Task to complete: Give only the number of lines in the data that contain the word "title".
________
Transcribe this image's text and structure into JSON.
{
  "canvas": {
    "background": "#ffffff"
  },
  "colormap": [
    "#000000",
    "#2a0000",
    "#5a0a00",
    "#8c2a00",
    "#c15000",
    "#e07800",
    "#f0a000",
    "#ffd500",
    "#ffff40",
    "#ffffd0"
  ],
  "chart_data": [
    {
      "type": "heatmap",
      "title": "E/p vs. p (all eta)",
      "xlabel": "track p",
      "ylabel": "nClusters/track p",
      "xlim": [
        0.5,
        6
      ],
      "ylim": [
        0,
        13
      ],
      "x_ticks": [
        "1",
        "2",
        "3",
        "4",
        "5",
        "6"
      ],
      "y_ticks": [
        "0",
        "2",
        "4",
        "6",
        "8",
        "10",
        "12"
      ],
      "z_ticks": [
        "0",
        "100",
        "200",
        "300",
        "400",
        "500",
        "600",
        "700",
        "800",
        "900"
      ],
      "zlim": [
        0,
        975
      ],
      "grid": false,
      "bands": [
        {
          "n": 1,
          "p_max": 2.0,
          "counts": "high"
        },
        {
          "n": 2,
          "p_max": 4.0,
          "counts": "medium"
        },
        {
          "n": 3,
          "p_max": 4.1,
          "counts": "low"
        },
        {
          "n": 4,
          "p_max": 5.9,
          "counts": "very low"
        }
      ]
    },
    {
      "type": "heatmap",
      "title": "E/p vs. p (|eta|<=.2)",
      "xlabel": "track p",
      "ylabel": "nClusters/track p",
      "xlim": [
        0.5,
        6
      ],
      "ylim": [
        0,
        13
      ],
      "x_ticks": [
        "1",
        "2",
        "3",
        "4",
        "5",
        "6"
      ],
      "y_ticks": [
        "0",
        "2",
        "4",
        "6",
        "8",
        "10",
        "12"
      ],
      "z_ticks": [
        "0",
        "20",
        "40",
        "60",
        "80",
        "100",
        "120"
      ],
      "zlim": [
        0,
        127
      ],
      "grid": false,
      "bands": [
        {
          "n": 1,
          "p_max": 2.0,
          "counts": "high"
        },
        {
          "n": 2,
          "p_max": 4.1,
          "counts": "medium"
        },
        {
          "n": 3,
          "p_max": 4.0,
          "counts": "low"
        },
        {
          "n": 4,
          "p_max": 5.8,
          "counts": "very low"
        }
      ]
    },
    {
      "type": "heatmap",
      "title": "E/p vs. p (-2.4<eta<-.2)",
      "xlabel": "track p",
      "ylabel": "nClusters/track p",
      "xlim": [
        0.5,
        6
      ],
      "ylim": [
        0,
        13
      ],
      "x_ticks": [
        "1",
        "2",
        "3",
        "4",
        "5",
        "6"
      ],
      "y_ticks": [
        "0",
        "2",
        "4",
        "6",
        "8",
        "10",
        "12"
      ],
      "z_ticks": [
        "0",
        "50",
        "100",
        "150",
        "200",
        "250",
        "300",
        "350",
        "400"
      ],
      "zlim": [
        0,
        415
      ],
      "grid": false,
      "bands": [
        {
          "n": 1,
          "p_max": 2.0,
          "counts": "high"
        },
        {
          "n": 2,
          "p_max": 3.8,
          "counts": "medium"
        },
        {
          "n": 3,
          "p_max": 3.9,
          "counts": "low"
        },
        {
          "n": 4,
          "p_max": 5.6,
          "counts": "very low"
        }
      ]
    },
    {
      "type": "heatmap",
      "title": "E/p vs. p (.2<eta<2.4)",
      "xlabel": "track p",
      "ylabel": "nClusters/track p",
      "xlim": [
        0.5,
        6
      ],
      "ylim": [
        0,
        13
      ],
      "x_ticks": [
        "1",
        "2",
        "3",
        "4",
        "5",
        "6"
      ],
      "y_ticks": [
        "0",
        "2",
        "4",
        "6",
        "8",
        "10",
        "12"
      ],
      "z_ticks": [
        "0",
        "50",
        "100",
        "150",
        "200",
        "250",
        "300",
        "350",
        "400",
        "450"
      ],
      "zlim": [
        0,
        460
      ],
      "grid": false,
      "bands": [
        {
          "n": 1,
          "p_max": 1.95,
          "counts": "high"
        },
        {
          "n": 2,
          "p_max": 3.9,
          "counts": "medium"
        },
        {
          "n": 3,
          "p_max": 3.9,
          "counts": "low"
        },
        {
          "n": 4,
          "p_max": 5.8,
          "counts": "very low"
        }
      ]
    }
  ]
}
________
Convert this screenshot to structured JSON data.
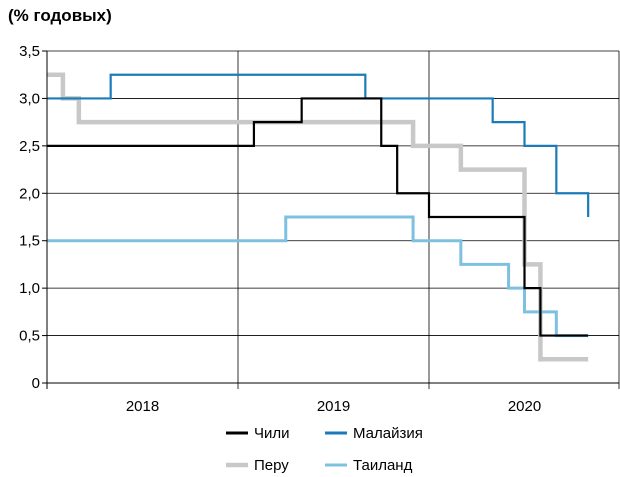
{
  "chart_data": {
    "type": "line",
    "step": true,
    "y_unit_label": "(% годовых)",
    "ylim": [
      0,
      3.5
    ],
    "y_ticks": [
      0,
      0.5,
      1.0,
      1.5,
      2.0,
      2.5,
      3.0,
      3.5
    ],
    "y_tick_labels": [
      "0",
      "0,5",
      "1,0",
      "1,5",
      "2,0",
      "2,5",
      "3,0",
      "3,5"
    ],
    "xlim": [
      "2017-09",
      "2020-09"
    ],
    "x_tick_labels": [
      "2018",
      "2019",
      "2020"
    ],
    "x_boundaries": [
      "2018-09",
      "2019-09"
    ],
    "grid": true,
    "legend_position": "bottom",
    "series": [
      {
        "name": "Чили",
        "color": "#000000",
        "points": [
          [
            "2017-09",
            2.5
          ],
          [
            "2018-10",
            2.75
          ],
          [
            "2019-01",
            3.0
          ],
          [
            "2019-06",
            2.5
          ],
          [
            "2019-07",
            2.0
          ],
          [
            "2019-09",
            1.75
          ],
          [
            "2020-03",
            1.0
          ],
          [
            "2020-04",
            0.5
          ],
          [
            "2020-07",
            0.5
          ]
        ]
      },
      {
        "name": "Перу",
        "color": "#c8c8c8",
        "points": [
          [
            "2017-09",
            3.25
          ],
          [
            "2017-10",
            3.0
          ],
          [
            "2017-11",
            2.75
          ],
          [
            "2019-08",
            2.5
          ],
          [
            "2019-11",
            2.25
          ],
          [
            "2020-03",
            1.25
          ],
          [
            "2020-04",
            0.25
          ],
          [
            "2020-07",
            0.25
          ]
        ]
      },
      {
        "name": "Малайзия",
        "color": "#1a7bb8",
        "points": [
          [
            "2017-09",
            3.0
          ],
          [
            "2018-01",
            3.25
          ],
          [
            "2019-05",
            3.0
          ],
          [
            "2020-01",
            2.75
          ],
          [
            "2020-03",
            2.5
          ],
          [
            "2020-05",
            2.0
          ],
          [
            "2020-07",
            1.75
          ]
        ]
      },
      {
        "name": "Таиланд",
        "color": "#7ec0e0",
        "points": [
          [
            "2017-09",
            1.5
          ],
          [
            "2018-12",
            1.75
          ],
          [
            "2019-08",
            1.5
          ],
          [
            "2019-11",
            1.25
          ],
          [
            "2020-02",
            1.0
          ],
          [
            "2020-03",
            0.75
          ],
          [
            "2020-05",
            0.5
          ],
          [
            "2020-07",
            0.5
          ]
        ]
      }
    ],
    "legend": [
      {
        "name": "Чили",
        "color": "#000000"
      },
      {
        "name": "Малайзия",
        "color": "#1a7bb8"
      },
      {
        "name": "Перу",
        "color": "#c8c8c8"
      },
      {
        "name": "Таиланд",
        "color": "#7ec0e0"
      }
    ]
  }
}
________
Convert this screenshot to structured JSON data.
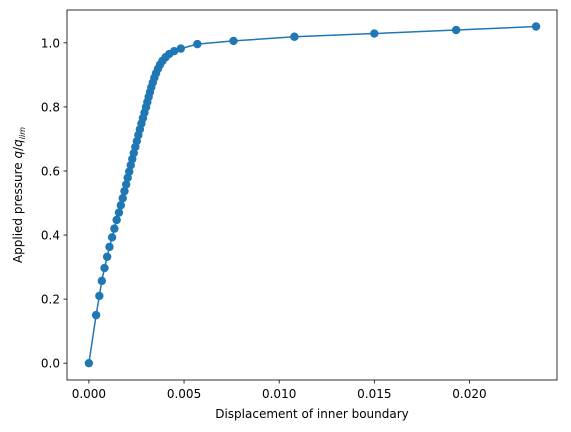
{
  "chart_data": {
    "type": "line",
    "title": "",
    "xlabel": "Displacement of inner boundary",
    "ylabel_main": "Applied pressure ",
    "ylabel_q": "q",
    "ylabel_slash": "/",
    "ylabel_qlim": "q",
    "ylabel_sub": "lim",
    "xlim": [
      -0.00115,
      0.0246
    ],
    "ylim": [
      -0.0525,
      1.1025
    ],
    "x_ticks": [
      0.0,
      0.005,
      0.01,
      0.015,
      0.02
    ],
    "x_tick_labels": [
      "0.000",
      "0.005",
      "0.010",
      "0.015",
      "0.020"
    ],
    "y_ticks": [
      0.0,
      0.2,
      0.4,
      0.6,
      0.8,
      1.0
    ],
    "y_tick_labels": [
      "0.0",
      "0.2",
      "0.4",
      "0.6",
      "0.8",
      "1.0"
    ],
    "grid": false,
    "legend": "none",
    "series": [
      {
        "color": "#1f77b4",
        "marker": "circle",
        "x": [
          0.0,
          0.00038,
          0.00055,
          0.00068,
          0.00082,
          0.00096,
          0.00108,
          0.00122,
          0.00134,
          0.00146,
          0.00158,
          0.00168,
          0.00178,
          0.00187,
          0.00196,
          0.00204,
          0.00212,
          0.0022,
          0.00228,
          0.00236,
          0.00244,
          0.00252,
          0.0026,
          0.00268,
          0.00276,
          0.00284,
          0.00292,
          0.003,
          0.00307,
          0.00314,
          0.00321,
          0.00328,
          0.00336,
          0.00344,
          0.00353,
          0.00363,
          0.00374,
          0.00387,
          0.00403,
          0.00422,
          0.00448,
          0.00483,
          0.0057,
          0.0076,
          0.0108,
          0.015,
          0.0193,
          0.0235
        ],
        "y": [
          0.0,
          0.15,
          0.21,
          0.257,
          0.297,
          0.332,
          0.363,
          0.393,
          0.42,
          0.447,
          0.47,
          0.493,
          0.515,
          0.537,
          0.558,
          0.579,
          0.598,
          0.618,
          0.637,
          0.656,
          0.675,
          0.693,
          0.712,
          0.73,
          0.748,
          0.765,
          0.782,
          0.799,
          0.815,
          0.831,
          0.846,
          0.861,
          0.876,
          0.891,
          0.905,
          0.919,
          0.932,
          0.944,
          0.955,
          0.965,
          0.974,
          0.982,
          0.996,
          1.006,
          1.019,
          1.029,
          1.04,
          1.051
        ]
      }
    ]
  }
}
________
Exercise result: 5